## begin DATA IN THIS EXERCISE

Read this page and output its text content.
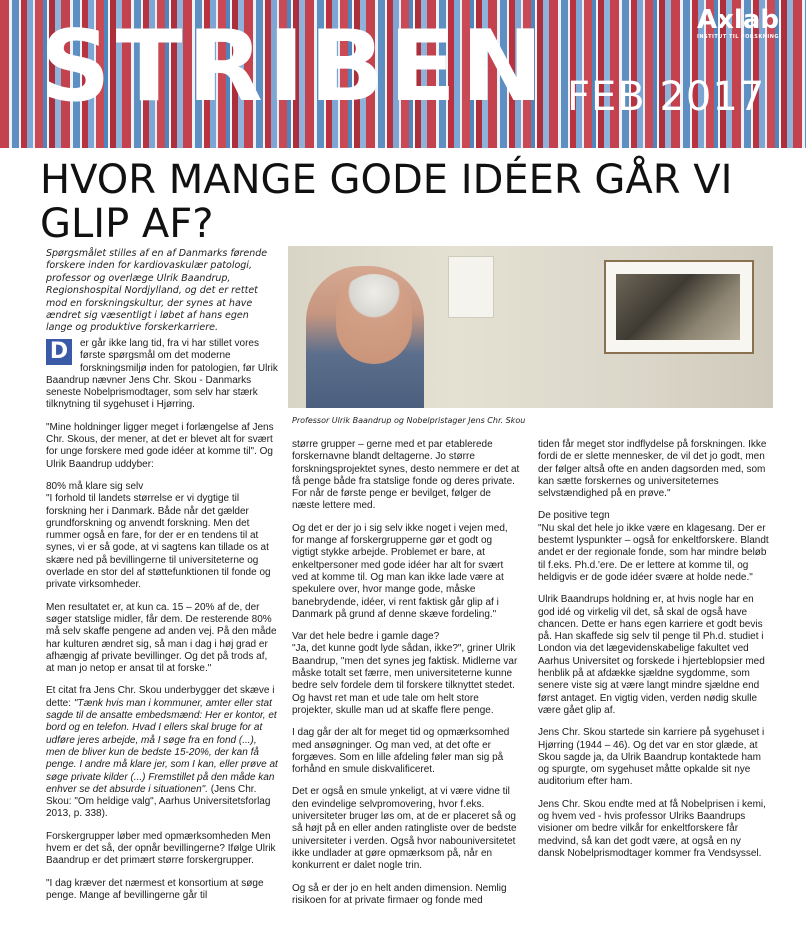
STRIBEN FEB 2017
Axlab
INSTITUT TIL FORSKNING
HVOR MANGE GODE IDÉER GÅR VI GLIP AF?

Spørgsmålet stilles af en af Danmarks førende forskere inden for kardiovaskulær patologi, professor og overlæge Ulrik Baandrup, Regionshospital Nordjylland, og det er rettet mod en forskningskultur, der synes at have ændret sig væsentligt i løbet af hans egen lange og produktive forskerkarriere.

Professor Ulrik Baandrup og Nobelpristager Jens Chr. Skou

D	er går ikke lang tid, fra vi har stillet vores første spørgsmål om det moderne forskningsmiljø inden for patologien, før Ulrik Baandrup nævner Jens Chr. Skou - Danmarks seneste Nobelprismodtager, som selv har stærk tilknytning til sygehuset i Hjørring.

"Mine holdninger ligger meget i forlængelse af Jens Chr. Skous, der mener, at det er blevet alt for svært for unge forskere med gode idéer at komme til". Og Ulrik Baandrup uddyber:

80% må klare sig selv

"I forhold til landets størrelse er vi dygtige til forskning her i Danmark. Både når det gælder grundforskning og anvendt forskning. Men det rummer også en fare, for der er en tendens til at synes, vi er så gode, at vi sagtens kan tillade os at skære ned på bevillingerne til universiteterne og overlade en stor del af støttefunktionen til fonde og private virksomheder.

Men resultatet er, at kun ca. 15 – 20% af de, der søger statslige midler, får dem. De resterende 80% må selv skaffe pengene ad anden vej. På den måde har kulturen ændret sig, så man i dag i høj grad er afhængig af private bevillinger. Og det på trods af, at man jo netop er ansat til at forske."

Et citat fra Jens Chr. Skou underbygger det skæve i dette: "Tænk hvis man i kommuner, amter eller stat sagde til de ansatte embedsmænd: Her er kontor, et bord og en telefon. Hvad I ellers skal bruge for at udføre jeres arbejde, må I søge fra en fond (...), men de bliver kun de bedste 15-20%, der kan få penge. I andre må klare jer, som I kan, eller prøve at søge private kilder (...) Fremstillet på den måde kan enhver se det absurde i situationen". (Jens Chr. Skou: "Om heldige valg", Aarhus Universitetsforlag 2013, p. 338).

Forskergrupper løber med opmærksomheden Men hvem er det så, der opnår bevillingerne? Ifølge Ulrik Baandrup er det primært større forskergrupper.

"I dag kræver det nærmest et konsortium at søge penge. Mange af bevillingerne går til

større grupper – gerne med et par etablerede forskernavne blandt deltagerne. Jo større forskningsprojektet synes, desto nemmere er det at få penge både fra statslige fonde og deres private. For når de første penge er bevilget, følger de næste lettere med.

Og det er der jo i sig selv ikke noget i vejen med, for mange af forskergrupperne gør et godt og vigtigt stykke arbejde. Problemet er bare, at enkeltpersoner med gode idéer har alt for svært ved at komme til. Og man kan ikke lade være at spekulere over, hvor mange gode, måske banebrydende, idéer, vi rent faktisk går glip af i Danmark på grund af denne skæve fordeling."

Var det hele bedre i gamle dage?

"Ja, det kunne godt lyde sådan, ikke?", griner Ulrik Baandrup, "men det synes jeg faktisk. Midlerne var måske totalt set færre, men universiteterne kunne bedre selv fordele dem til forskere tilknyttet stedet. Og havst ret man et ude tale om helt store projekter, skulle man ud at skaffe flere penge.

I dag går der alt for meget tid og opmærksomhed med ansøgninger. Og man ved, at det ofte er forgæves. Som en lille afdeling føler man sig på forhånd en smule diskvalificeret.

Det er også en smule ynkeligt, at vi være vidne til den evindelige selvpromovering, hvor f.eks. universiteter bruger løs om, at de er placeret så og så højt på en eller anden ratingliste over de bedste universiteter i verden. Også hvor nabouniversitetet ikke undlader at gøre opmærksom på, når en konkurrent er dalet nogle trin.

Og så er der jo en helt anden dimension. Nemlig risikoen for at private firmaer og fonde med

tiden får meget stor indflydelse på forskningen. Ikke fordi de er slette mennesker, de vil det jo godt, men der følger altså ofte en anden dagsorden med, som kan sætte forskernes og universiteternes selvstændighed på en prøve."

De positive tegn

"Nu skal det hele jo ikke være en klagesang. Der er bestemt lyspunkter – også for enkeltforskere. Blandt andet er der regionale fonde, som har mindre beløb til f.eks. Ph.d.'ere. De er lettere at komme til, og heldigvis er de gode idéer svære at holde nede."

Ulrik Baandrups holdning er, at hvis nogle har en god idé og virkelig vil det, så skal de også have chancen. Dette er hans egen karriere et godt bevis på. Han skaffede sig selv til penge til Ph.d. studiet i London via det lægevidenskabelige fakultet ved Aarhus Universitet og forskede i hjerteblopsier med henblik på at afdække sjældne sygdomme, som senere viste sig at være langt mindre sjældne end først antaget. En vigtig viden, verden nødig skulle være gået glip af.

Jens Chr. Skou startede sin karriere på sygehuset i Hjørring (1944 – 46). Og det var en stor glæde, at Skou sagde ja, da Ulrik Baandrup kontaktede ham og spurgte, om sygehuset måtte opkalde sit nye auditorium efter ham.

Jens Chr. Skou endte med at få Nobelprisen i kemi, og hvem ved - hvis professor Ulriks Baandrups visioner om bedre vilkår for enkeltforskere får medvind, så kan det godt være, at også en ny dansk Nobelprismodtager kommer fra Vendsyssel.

## end DATA IN THIS EXERCISE
## begin DATA IN THIS EXERCISE

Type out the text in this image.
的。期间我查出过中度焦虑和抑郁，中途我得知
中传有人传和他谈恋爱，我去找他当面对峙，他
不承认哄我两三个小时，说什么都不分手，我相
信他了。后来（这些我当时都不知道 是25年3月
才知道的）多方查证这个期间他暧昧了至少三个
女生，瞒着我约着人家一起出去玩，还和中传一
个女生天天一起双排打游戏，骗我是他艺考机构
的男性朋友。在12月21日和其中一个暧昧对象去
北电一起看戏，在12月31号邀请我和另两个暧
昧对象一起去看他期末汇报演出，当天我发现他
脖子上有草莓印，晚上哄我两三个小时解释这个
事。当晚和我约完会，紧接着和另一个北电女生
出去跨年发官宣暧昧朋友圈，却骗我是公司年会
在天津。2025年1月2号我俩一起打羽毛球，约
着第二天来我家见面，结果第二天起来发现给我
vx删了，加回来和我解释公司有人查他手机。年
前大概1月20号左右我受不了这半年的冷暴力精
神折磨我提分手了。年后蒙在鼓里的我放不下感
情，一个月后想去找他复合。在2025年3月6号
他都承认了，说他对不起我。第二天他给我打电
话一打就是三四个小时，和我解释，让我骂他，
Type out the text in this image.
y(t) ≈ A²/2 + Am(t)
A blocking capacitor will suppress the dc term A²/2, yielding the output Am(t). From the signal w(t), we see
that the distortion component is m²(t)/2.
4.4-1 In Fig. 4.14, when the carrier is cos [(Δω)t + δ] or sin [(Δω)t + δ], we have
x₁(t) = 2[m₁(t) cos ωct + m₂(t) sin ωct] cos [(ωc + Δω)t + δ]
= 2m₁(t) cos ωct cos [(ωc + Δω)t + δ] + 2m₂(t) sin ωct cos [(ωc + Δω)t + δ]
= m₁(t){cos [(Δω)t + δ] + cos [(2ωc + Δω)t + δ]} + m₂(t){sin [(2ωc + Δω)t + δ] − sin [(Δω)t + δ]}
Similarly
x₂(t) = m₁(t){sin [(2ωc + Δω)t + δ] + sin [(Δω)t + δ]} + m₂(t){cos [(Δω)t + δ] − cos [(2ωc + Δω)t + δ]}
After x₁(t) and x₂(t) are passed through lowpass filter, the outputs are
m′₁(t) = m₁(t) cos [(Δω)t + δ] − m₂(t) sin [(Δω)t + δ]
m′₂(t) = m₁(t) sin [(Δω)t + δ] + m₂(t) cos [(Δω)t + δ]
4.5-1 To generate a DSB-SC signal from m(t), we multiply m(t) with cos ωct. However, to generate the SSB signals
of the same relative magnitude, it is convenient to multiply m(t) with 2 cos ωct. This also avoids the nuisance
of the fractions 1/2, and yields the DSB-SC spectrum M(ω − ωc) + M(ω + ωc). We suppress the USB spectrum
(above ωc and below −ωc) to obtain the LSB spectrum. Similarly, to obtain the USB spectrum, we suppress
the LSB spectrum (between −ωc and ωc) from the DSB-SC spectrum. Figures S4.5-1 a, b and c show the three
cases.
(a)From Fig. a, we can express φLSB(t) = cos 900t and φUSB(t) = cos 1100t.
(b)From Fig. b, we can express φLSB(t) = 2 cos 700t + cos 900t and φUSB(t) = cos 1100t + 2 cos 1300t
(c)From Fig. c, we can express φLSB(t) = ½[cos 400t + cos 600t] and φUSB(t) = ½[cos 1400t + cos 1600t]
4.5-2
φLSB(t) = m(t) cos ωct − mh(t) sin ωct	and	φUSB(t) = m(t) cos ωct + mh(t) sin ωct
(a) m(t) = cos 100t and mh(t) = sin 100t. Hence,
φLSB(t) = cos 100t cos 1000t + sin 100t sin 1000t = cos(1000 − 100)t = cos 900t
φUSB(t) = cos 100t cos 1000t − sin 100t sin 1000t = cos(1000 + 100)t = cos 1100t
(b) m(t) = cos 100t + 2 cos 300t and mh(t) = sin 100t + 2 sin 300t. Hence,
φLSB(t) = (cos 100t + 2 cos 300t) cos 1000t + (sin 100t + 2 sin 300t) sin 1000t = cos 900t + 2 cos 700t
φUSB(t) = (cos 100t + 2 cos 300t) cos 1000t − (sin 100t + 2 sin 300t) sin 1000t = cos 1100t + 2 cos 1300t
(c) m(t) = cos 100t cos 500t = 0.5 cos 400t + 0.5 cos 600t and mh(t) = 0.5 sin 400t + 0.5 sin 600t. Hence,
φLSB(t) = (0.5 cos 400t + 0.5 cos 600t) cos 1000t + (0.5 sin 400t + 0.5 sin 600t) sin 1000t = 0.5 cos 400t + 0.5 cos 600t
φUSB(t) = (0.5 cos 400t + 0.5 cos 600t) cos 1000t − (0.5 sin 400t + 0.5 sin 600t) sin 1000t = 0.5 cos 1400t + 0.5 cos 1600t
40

## end DATA IN THIS EXERCISE

Copy, from the material above, each line in which the string "multiply" occurs.

4.5-1 To generate a DSB-SC signal from m(t), we multiply m(t) with cos ωct. However, to generate the SSB signals
of the same relative magnitude, it is convenient to multiply m(t) with 2 cos ωct. This also avoids the nuisance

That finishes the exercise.